'''
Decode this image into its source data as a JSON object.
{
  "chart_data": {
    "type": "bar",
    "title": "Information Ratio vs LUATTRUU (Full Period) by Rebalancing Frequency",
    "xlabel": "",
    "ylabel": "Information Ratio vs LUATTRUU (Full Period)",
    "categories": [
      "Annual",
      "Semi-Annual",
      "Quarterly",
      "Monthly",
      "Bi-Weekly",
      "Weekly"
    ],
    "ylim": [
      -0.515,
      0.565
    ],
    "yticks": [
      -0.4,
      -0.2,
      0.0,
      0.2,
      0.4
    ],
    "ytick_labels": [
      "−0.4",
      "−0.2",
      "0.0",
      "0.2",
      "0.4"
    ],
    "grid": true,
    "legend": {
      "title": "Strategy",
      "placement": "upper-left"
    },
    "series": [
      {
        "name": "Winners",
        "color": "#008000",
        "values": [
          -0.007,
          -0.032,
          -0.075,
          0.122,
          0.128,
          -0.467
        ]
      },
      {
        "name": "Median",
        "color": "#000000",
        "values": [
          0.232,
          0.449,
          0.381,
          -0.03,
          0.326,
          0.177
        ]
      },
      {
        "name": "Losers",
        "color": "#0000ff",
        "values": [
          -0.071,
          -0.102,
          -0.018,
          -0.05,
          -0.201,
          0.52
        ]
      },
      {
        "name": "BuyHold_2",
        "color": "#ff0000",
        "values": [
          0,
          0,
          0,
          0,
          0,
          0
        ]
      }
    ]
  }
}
'''
* [WORK TO COMPLETE]
The records above should be returned exactly.

* [THE RESULT]
Decode this image into its source data as a JSON object.
{
  "chart_data": {
    "type": "bar",
    "title": "Information Ratio vs LUATTRUU (Full Period) by Rebalancing Frequency",
    "xlabel": "",
    "ylabel": "Information Ratio vs LUATTRUU (Full Period)",
    "categories": [
      "Annual",
      "Semi-Annual",
      "Quarterly",
      "Monthly",
      "Bi-Weekly",
      "Weekly"
    ],
    "ylim": [
      -0.515,
      0.565
    ],
    "yticks": [
      -0.4,
      -0.2,
      0.0,
      0.2,
      0.4
    ],
    "ytick_labels": [
      "−0.4",
      "−0.2",
      "0.0",
      "0.2",
      "0.4"
    ],
    "grid": true,
    "legend": {
      "title": "Strategy",
      "placement": "upper-left"
    },
    "series": [
      {
        "name": "Winners",
        "color": "#008000",
        "values": [
          -0.007,
          -0.032,
          -0.075,
          0.122,
          0.128,
          -0.467
        ]
      },
      {
        "name": "Median",
        "color": "#000000",
        "values": [
          0.232,
          0.449,
          0.381,
          -0.03,
          0.326,
          0.177
        ]
      },
      {
        "name": "Losers",
        "color": "#0000ff",
        "values": [
          -0.071,
          -0.102,
          -0.018,
          -0.05,
          -0.201,
          0.52
        ]
      },
      {
        "name": "BuyHold_2",
        "color": "#ff0000",
        "values": [
          0,
          0,
          0,
          0,
          0,
          0
        ]
      }
    ]
  }
}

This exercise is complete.